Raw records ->
>> start
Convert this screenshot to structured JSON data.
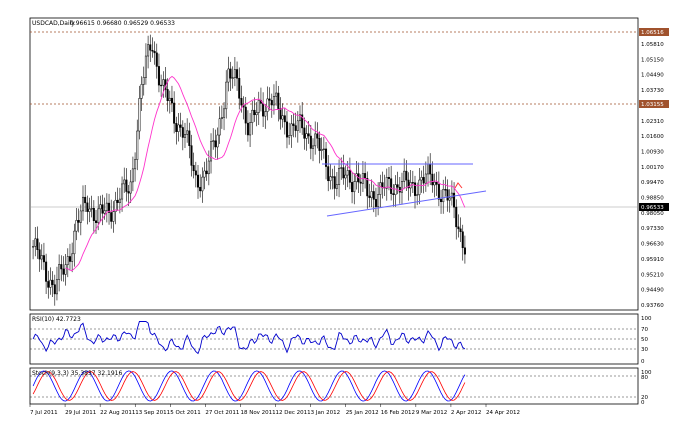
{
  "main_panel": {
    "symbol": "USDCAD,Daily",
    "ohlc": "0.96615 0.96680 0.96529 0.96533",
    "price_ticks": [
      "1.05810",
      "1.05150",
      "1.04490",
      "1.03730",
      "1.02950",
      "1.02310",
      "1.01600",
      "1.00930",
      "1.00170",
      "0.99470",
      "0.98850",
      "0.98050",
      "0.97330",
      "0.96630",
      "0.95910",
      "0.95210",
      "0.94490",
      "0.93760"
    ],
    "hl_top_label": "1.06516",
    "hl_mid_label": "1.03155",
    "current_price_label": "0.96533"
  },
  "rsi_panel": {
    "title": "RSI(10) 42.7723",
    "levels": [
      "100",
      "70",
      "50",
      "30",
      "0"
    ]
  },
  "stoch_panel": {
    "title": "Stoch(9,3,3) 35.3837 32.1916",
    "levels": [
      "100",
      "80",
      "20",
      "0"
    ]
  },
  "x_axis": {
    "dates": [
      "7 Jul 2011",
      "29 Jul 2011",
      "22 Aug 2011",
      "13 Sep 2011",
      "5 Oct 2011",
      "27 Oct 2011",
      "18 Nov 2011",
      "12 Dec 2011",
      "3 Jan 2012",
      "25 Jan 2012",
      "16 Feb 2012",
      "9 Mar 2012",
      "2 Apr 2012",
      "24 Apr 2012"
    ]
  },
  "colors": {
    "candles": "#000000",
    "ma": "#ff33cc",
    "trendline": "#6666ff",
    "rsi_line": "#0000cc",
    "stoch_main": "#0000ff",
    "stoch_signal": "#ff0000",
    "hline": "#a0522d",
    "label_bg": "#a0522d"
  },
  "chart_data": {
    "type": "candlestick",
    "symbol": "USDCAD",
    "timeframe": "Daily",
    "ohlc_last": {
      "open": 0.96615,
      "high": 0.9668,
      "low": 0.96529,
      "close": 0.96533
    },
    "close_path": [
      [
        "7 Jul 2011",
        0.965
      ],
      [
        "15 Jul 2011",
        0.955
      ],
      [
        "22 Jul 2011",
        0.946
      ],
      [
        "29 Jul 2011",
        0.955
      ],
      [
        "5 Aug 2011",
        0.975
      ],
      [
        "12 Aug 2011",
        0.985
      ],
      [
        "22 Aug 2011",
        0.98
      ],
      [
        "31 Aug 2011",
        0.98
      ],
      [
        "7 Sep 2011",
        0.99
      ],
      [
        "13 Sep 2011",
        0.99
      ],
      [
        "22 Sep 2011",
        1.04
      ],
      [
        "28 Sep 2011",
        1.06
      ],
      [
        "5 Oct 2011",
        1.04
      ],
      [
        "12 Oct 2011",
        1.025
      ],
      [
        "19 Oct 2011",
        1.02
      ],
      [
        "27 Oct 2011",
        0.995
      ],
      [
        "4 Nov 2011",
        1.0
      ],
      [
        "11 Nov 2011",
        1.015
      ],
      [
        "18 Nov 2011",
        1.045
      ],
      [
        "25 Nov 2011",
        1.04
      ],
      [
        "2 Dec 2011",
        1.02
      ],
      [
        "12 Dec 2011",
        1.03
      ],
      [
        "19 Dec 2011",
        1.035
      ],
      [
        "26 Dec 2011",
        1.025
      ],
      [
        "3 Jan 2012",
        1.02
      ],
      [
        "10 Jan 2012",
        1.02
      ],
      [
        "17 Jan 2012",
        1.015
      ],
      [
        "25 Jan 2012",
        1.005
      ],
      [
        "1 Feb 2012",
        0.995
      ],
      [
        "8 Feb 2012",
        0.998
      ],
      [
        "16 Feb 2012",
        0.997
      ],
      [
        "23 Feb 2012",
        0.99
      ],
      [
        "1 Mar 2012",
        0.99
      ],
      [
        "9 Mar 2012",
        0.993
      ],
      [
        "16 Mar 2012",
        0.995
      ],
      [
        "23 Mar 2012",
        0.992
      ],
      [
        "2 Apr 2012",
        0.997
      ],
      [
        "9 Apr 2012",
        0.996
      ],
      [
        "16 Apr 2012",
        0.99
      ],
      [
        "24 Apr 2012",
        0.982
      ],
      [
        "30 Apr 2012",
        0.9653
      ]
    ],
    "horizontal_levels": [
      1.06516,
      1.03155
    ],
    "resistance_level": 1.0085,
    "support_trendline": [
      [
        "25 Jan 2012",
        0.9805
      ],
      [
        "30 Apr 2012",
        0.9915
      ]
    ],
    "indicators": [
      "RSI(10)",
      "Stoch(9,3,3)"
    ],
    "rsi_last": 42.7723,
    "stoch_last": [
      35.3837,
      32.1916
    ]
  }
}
>> end
>> start
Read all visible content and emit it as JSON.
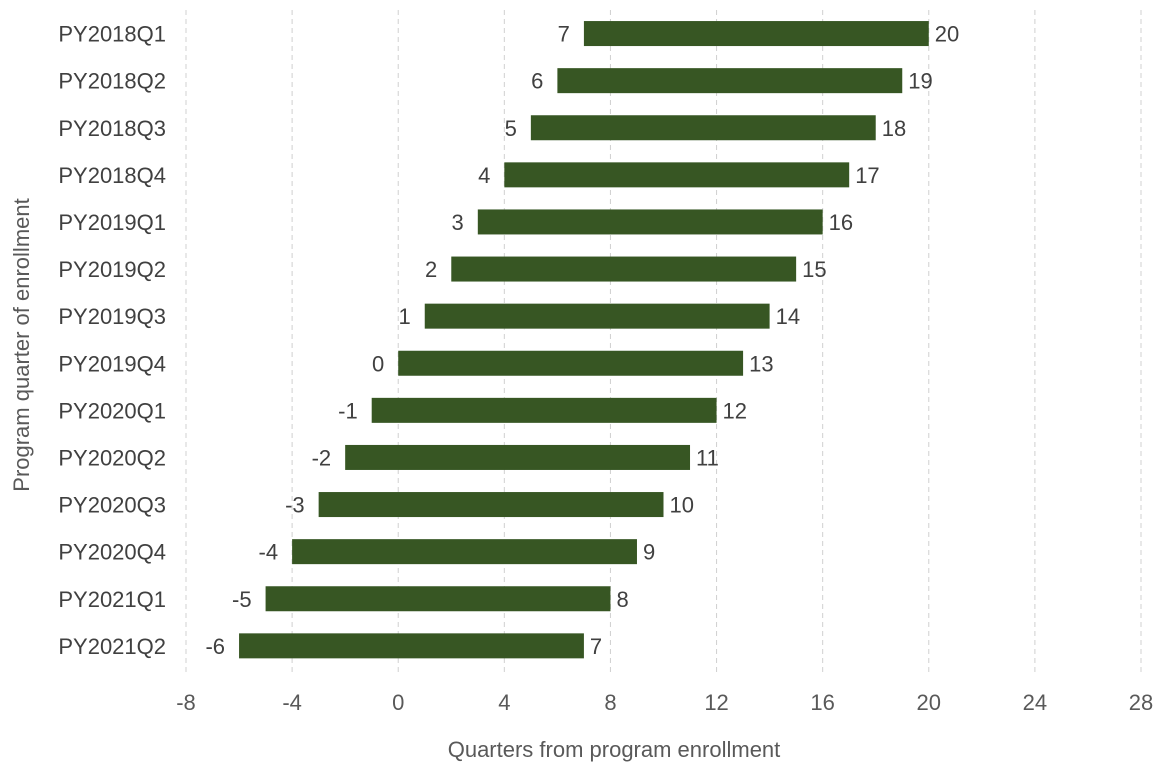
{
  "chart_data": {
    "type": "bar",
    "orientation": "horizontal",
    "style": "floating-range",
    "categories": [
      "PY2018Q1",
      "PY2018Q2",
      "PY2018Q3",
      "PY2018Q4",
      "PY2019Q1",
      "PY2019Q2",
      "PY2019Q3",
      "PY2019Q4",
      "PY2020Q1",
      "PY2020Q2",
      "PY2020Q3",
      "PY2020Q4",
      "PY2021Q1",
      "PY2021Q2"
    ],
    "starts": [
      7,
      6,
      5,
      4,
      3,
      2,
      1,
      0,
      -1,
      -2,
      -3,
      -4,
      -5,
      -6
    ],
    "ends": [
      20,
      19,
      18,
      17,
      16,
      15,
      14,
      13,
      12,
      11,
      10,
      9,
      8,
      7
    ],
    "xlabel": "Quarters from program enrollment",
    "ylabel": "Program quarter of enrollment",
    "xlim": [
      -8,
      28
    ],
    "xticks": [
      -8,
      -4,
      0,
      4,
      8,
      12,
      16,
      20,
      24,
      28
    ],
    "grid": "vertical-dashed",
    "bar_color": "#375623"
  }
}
>> end
Directions for this task -> Tell how many lines include "Daily". The number is the whole answer.

Output of the exercise -> 2